_Exercise brief_
Repeat the lines that follow, leaving nothing out.

_Supplied material_
● ● ● ●

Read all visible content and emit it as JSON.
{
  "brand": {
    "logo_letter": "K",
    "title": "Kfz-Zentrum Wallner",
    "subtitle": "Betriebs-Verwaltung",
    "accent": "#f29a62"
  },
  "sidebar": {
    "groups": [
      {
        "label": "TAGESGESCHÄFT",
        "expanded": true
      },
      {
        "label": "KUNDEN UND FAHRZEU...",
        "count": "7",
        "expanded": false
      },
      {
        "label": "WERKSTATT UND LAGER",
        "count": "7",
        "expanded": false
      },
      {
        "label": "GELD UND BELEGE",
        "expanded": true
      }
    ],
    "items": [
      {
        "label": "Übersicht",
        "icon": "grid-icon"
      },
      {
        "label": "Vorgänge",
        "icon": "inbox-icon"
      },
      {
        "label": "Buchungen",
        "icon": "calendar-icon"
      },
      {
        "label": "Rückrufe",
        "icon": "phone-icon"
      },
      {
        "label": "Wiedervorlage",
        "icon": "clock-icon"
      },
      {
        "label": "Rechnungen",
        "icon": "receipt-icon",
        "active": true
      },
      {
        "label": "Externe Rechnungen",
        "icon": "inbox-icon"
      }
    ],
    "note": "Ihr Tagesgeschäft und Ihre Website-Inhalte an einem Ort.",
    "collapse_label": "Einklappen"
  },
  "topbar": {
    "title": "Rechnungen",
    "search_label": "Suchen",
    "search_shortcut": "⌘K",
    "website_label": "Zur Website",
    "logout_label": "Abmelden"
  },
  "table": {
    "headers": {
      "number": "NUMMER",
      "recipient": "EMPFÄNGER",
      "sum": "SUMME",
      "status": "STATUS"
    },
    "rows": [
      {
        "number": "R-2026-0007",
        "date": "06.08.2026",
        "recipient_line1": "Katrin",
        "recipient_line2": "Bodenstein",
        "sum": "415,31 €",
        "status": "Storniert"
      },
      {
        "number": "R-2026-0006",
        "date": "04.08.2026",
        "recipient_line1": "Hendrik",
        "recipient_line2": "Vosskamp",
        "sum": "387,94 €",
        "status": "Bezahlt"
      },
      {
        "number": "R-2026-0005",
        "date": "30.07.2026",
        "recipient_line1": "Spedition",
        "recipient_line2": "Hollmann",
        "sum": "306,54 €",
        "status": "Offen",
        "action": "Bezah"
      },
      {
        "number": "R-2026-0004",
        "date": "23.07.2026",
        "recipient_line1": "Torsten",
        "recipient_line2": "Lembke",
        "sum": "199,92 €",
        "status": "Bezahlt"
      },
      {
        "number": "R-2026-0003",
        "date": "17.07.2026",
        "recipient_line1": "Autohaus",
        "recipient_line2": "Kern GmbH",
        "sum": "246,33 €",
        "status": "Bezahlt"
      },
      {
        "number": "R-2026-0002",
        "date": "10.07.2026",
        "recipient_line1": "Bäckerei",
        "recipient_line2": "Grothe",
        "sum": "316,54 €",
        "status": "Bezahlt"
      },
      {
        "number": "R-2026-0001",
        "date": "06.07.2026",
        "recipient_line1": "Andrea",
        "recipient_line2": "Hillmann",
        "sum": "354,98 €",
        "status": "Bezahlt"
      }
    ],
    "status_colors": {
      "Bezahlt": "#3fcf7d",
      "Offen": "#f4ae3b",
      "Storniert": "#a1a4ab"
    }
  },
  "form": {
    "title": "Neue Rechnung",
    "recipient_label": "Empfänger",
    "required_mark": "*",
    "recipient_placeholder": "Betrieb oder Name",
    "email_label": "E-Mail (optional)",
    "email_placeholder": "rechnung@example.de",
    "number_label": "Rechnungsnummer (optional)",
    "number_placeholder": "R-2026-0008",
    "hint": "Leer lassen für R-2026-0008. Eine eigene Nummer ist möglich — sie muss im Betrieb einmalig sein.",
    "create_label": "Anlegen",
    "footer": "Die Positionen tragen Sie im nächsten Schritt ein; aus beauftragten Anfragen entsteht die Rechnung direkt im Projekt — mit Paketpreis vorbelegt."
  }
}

● ● ● ●

_Expected output_
Read all visible content and emit it as JSON.
{
  "brand": {
    "logo_letter": "K",
    "title": "Kfz-Zentrum Wallner",
    "subtitle": "Betriebs-Verwaltung",
    "accent": "#f29a62"
  },
  "sidebar": {
    "groups": [
      {
        "label": "TAGESGESCHÄFT",
        "expanded": true
      },
      {
        "label": "KUNDEN UND FAHRZEU...",
        "count": "7",
        "expanded": false
      },
      {
        "label": "WERKSTATT UND LAGER",
        "count": "7",
        "expanded": false
      },
      {
        "label": "GELD UND BELEGE",
        "expanded": true
      }
    ],
    "items": [
      {
        "label": "Übersicht",
        "icon": "grid-icon"
      },
      {
        "label": "Vorgänge",
        "icon": "inbox-icon"
      },
      {
        "label": "Buchungen",
        "icon": "calendar-icon"
      },
      {
        "label": "Rückrufe",
        "icon": "phone-icon"
      },
      {
        "label": "Wiedervorlage",
        "icon": "clock-icon"
      },
      {
        "label": "Rechnungen",
        "icon": "receipt-icon",
        "active": true
      },
      {
        "label": "Externe Rechnungen",
        "icon": "inbox-icon"
      }
    ],
    "note": "Ihr Tagesgeschäft und Ihre Website-Inhalte an einem Ort.",
    "collapse_label": "Einklappen"
  },
  "topbar": {
    "title": "Rechnungen",
    "search_label": "Suchen",
    "search_shortcut": "⌘K",
    "website_label": "Zur Website",
    "logout_label": "Abmelden"
  },
  "table": {
    "headers": {
      "number": "NUMMER",
      "recipient": "EMPFÄNGER",
      "sum": "SUMME",
      "status": "STATUS"
    },
    "rows": [
      {
        "number": "R-2026-0007",
        "date": "06.08.2026",
        "recipient_line1": "Katrin",
        "recipient_line2": "Bodenstein",
        "sum": "415,31 €",
        "status": "Storniert"
      },
      {
        "number": "R-2026-0006",
        "date": "04.08.2026",
        "recipient_line1": "Hendrik",
        "recipient_line2": "Vosskamp",
        "sum": "387,94 €",
        "status": "Bezahlt"
      },
      {
        "number": "R-2026-0005",
        "date": "30.07.2026",
        "recipient_line1": "Spedition",
        "recipient_line2": "Hollmann",
        "sum": "306,54 €",
        "status": "Offen",
        "action": "Bezah"
      },
      {
        "number": "R-2026-0004",
        "date": "23.07.2026",
        "recipient_line1": "Torsten",
        "recipient_line2": "Lembke",
        "sum": "199,92 €",
        "status": "Bezahlt"
      },
      {
        "number": "R-2026-0003",
        "date": "17.07.2026",
        "recipient_line1": "Autohaus",
        "recipient_line2": "Kern GmbH",
        "sum": "246,33 €",
        "status": "Bezahlt"
      },
      {
        "number": "R-2026-0002",
        "date": "10.07.2026",
        "recipient_line1": "Bäckerei",
        "recipient_line2": "Grothe",
        "sum": "316,54 €",
        "status": "Bezahlt"
      },
      {
        "number": "R-2026-0001",
        "date": "06.07.2026",
        "recipient_line1": "Andrea",
        "recipient_line2": "Hillmann",
        "sum": "354,98 €",
        "status": "Bezahlt"
      }
    ],
    "status_colors": {
      "Bezahlt": "#3fcf7d",
      "Offen": "#f4ae3b",
      "Storniert": "#a1a4ab"
    }
  },
  "form": {
    "title": "Neue Rechnung",
    "recipient_label": "Empfänger",
    "required_mark": "*",
    "recipient_placeholder": "Betrieb oder Name",
    "email_label": "E-Mail (optional)",
    "email_placeholder": "rechnung@example.de",
    "number_label": "Rechnungsnummer (optional)",
    "number_placeholder": "R-2026-0008",
    "hint": "Leer lassen für R-2026-0008. Eine eigene Nummer ist möglich — sie muss im Betrieb einmalig sein.",
    "create_label": "Anlegen",
    "footer": "Die Positionen tragen Sie im nächsten Schritt ein; aus beauftragten Anfragen entsteht die Rechnung direkt im Projekt — mit Paketpreis vorbelegt."
  }
}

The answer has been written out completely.